PROBLEM TO SOLVE – Copy every line that contains the string "this" from the entries below.
━━━ DATA SECTION
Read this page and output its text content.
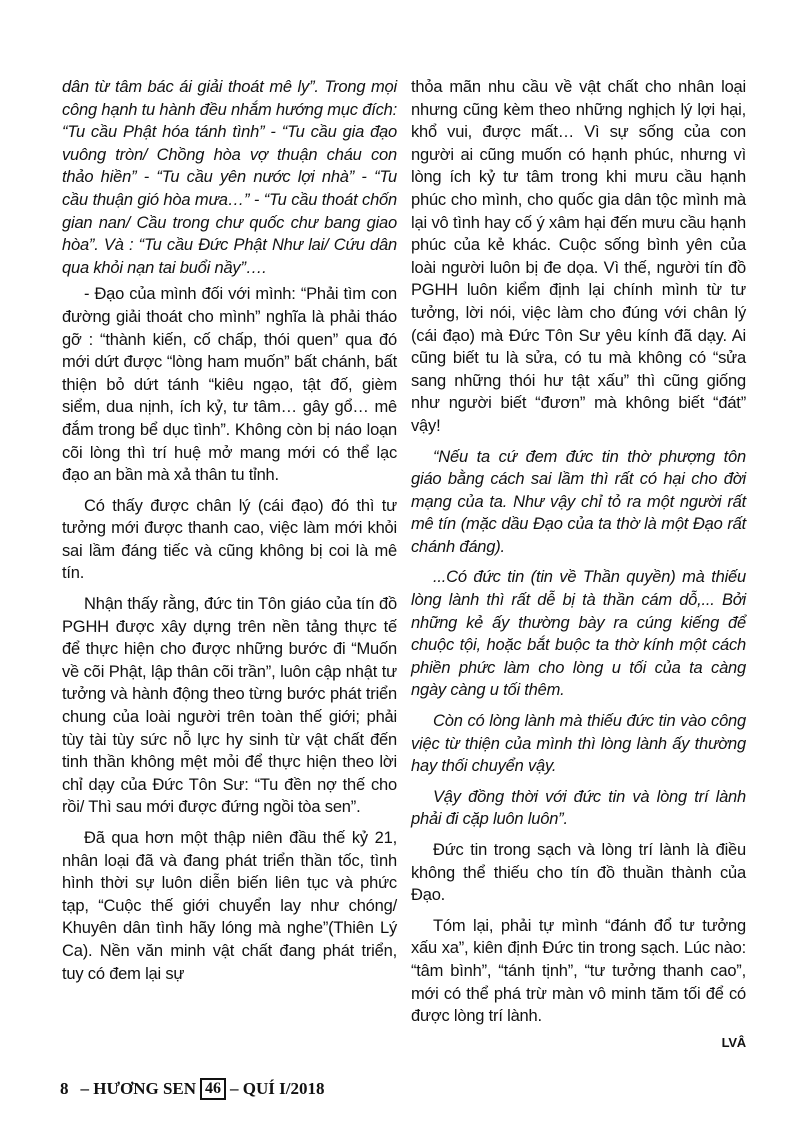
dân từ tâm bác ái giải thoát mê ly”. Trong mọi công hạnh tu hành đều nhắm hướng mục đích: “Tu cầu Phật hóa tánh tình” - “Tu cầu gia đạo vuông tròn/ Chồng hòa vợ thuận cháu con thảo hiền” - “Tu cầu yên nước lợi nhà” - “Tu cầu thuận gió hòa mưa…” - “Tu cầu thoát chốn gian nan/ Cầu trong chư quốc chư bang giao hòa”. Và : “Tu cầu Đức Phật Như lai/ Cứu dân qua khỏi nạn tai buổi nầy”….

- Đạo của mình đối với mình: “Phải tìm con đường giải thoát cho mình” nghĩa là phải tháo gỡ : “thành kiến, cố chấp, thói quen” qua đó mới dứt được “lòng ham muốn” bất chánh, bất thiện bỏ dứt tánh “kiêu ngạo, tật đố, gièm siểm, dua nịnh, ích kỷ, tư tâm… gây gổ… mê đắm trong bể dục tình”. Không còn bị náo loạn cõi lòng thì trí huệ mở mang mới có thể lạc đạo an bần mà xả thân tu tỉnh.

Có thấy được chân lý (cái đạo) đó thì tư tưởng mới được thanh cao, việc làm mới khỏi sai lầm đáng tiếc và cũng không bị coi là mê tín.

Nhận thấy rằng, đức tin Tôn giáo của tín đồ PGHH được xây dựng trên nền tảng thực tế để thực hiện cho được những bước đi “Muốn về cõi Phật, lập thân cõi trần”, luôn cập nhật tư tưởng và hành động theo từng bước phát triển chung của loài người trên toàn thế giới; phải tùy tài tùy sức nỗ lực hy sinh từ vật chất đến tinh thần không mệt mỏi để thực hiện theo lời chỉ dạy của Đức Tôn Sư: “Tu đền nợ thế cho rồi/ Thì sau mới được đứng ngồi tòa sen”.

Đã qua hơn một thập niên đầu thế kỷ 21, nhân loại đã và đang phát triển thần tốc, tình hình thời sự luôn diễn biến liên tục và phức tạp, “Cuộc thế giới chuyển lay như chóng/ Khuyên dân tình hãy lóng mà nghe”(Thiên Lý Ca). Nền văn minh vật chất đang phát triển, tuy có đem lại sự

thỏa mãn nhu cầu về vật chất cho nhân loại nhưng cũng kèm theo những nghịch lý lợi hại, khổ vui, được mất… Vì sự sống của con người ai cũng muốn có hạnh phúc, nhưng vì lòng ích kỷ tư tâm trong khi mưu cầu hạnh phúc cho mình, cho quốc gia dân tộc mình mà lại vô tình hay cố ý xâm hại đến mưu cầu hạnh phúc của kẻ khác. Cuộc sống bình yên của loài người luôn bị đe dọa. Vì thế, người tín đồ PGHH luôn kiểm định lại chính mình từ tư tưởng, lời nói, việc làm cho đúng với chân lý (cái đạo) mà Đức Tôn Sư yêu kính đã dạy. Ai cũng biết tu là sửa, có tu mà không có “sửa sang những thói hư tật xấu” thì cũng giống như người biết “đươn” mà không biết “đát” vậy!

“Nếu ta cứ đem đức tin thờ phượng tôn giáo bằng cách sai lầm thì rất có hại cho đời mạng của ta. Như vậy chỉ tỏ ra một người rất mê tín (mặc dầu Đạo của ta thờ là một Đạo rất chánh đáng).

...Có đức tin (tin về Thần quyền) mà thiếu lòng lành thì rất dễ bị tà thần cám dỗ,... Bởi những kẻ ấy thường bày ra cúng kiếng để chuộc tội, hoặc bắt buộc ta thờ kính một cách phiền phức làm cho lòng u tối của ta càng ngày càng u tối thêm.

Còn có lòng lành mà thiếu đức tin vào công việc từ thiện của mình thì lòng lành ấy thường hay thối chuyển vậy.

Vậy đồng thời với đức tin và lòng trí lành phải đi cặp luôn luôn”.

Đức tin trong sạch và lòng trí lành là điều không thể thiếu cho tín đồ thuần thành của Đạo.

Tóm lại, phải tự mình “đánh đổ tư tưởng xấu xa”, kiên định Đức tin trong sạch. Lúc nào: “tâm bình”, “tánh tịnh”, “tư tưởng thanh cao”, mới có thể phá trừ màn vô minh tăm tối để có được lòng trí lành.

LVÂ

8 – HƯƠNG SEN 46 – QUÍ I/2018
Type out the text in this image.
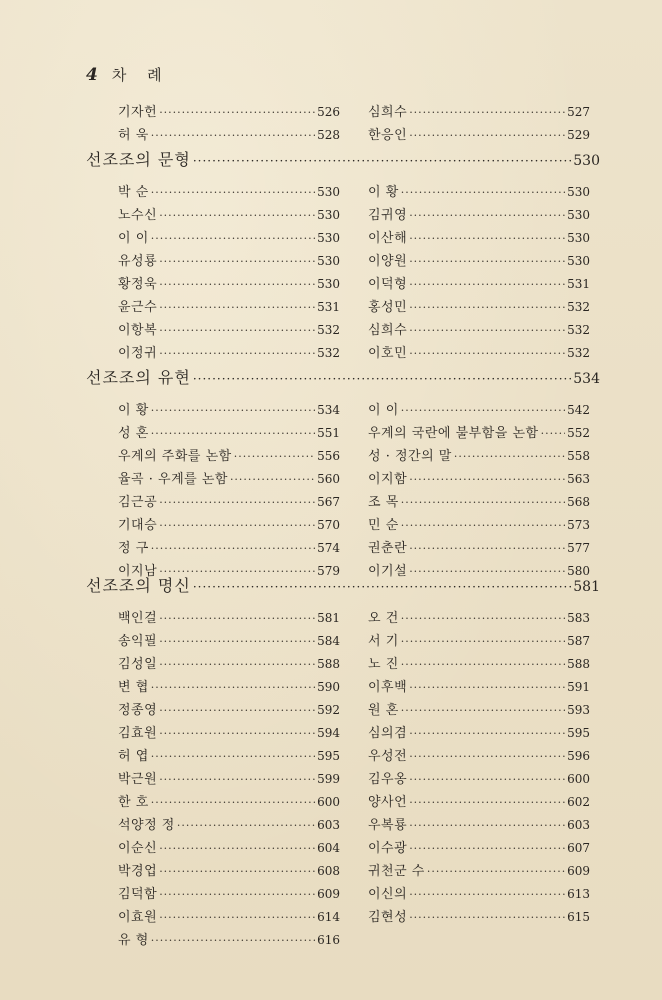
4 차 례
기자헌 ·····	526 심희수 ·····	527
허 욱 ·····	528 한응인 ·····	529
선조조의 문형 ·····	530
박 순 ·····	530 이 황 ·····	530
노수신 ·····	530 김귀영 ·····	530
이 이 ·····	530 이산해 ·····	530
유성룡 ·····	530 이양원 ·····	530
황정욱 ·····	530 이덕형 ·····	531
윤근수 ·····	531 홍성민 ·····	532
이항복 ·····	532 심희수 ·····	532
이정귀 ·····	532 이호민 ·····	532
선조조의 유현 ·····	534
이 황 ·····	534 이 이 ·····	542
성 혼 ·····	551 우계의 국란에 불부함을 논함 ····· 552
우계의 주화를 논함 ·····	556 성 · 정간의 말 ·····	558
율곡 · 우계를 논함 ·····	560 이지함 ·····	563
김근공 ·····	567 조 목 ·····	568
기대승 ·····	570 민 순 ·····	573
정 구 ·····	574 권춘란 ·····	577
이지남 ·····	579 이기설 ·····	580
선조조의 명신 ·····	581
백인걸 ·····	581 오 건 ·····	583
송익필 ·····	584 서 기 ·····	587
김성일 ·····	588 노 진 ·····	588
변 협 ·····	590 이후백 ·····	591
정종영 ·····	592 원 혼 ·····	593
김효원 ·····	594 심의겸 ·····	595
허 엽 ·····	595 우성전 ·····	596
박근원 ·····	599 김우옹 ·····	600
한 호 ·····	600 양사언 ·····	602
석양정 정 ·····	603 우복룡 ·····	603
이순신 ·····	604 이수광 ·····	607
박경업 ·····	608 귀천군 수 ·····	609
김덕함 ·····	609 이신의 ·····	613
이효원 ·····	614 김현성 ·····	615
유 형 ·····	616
━━━━━━
TASK RESULT –
Read this page and output its text content.
Type out the text in this image.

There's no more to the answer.